What you are asked to do: Count how many lines contain the word "studio". Respond with the number alone.

## start Information given

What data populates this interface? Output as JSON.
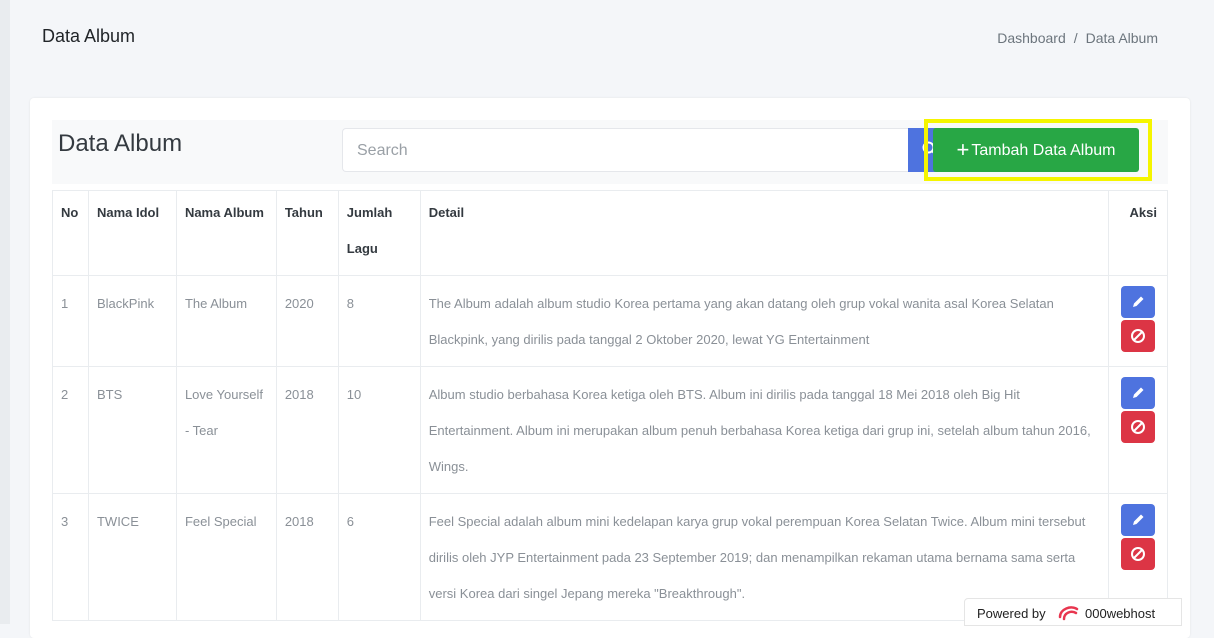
{
  "page": {
    "title": "Data Album",
    "breadcrumb": [
      "Dashboard",
      "/",
      "Data Album"
    ]
  },
  "card": {
    "title": "Data Album",
    "search": {
      "placeholder": "Search",
      "value": "",
      "icon": "search-icon"
    },
    "add_button": {
      "icon": "plus",
      "label": "Tambah Data Album"
    }
  },
  "table": {
    "headers": [
      "No",
      "Nama Idol",
      "Nama Album",
      "Tahun",
      "Jumlah Lagu",
      "Detail",
      "Aksi"
    ],
    "rows": [
      {
        "no": "1",
        "idol": "BlackPink",
        "album": "The Album",
        "tahun": "2020",
        "jumlah": "8",
        "detail": "The Album adalah album studio Korea pertama yang akan datang oleh grup vokal wanita asal Korea Selatan Blackpink, yang dirilis pada tanggal 2 Oktober 2020, lewat YG Entertainment"
      },
      {
        "no": "2",
        "idol": "BTS",
        "album": "Love Yourself - Tear",
        "tahun": "2018",
        "jumlah": "10",
        "detail": "Album studio berbahasa Korea ketiga oleh BTS. Album ini dirilis pada tanggal 18 Mei 2018 oleh Big Hit Entertainment. Album ini merupakan album penuh berbahasa Korea ketiga dari grup ini, setelah album tahun 2016, Wings."
      },
      {
        "no": "3",
        "idol": "TWICE",
        "album": "Feel Special",
        "tahun": "2018",
        "jumlah": "6",
        "detail": "Feel Special adalah album mini kedelapan karya grup vokal perempuan Korea Selatan Twice. Album mini tersebut dirilis oleh JYP Entertainment pada 23 September 2019; dan menampilkan rekaman utama bernama sama serta versi Korea dari singel Jepang mereka \"Breakthrough\"."
      }
    ]
  },
  "colors": {
    "primary": "#4e73df",
    "success": "#28a745",
    "danger": "#dc3545",
    "highlight": "#f5f500"
  },
  "footer_badge": {
    "prefix": "Powered by",
    "brand": "000webhost"
  }
}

## end Information given

Completed exercise: 2